# [What you need to do]
Reproduce the listing exactly and skip over any pictures.

── Records to process

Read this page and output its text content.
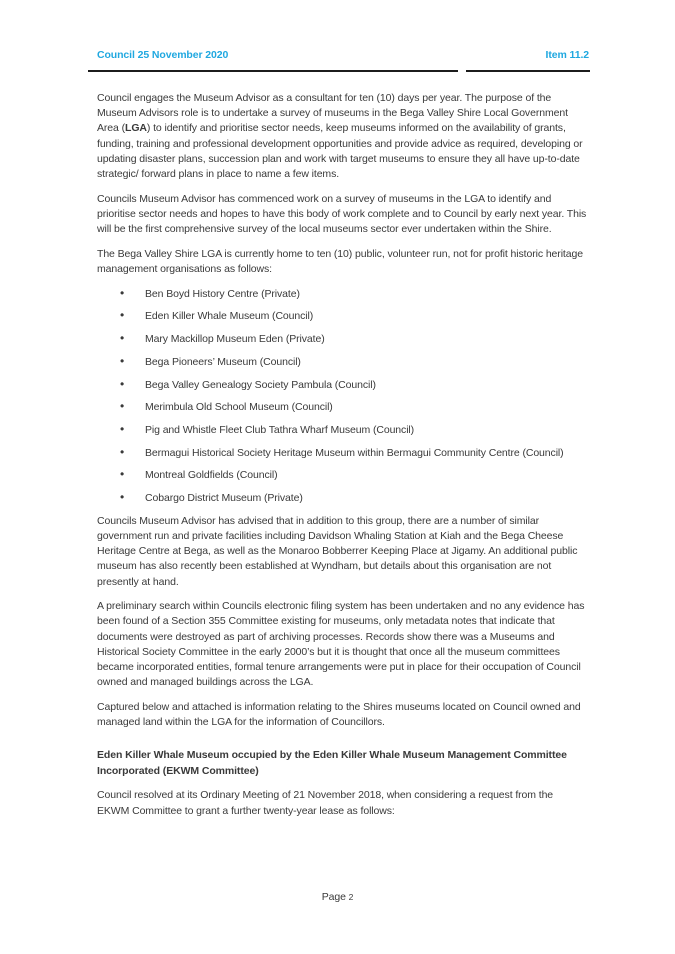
Council 25 November 2020	Item 11.2

Council engages the Museum Advisor as a consultant for ten (10) days per year. The purpose of the Museum Advisors role is to undertake a survey of museums in the Bega Valley Shire Local Government Area (LGA) to identify and prioritise sector needs, keep museums informed on the availability of grants, funding, training and professional development opportunities and provide advice as required, developing or updating disaster plans, succession plan and work with target museums to ensure they all have up-to-date strategic/ forward plans in place to name a few items.

Councils Museum Advisor has commenced work on a survey of museums in the LGA to identify and prioritise sector needs and hopes to have this body of work complete and to Council by early next year. This will be the first comprehensive survey of the local museums sector ever undertaken within the Shire.

The Bega Valley Shire LGA is currently home to ten (10) public, volunteer run, not for profit historic heritage management organisations as follows:

• Ben Boyd History Centre (Private)
• Eden Killer Whale Museum (Council)
• Mary Mackillop Museum Eden (Private)
• Bega Pioneers’ Museum (Council)
• Bega Valley Genealogy Society Pambula (Council)
• Merimbula Old School Museum (Council)
• Pig and Whistle Fleet Club Tathra Wharf Museum (Council)
• Bermagui Historical Society Heritage Museum within Bermagui Community Centre (Council)
• Montreal Goldfields (Council)
• Cobargo District Museum (Private)

Councils Museum Advisor has advised that in addition to this group, there are a number of similar government run and private facilities including Davidson Whaling Station at Kiah and the Bega Cheese Heritage Centre at Bega, as well as the Monaroo Bobberrer Keeping Place at Jigamy. An additional public museum has also recently been established at Wyndham, but details about this organisation are not presently at hand.

A preliminary search within Councils electronic filing system has been undertaken and no any evidence has been found of a Section 355 Committee existing for museums, only metadata notes that indicate that documents were destroyed as part of archiving processes. Records show there was a Museums and Historical Society Committee in the early 2000’s but it is thought that once all the museum committees became incorporated entities, formal tenure arrangements were put in place for their occupation of Council owned and managed buildings across the LGA.

Captured below and attached is information relating to the Shires museums located on Council owned and managed land within the LGA for the information of Councillors.

Eden Killer Whale Museum occupied by the Eden Killer Whale Museum Management Committee Incorporated (EKWM Committee)

Council resolved at its Ordinary Meeting of 21 November 2018, when considering a request from the EKWM Committee to grant a further twenty-year lease as follows:

Page 2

────

# [Worked solution]
Read this page and output its text content.
Council 25 November 2020	Item 11.2

Council engages the Museum Advisor as a consultant for ten (10) days per year. The purpose of the Museum Advisors role is to undertake a survey of museums in the Bega Valley Shire Local Government Area (LGA) to identify and prioritise sector needs, keep museums informed on the availability of grants, funding, training and professional development opportunities and provide advice as required, developing or updating disaster plans, succession plan and work with target museums to ensure they all have up-to-date strategic/ forward plans in place to name a few items.

Councils Museum Advisor has commenced work on a survey of museums in the LGA to identify and prioritise sector needs and hopes to have this body of work complete and to Council by early next year. This will be the first comprehensive survey of the local museums sector ever undertaken within the Shire.

The Bega Valley Shire LGA is currently home to ten (10) public, volunteer run, not for profit historic heritage management organisations as follows:

• Ben Boyd History Centre (Private)
• Eden Killer Whale Museum (Council)
• Mary Mackillop Museum Eden (Private)
• Bega Pioneers’ Museum (Council)
• Bega Valley Genealogy Society Pambula (Council)
• Merimbula Old School Museum (Council)
• Pig and Whistle Fleet Club Tathra Wharf Museum (Council)
• Bermagui Historical Society Heritage Museum within Bermagui Community Centre (Council)
• Montreal Goldfields (Council)
• Cobargo District Museum (Private)

Councils Museum Advisor has advised that in addition to this group, there are a number of similar government run and private facilities including Davidson Whaling Station at Kiah and the Bega Cheese Heritage Centre at Bega, as well as the Monaroo Bobberrer Keeping Place at Jigamy. An additional public museum has also recently been established at Wyndham, but details about this organisation are not presently at hand.

A preliminary search within Councils electronic filing system has been undertaken and no any evidence has been found of a Section 355 Committee existing for museums, only metadata notes that indicate that documents were destroyed as part of archiving processes. Records show there was a Museums and Historical Society Committee in the early 2000’s but it is thought that once all the museum committees became incorporated entities, formal tenure arrangements were put in place for their occupation of Council owned and managed buildings across the LGA.

Captured below and attached is information relating to the Shires museums located on Council owned and managed land within the LGA for the information of Councillors.

Eden Killer Whale Museum occupied by the Eden Killer Whale Museum Management Committee Incorporated (EKWM Committee)

Council resolved at its Ordinary Meeting of 21 November 2018, when considering a request from the EKWM Committee to grant a further twenty-year lease as follows:

Page 2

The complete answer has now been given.